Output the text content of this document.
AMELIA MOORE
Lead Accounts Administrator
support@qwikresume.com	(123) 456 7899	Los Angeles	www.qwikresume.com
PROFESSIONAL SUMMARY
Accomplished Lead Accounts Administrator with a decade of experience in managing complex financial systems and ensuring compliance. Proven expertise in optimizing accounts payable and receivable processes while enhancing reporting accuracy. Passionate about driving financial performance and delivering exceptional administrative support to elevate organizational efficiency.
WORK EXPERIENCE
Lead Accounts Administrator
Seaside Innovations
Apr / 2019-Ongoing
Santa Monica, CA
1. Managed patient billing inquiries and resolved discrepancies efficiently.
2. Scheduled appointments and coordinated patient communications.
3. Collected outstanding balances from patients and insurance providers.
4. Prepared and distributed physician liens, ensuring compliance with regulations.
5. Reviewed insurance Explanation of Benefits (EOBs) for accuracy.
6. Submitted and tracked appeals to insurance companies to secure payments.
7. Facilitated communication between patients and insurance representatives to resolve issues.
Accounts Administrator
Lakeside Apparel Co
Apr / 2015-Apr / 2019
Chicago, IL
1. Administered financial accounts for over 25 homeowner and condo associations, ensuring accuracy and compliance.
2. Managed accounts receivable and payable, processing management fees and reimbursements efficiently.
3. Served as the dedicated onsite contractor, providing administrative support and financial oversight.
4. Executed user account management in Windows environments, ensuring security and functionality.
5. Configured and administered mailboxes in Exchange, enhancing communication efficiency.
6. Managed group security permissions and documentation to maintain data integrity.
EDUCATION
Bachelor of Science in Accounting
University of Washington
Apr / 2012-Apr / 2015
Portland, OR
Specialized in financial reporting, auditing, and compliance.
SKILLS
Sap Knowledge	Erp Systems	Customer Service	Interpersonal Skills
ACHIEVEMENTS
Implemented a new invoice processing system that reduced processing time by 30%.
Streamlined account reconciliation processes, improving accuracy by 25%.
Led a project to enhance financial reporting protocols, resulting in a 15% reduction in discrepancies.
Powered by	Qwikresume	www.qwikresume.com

☆ ☆ ☆ ☆ ☆ ☆ ☆

**Task statement**
Those lines above that contain the string "qwikresume" should be returned.

**Solution to this problem**
support@qwikresume.com	(123) 456 7899	Los Angeles	www.qwikresume.com
Powered by	Qwikresume	www.qwikresume.com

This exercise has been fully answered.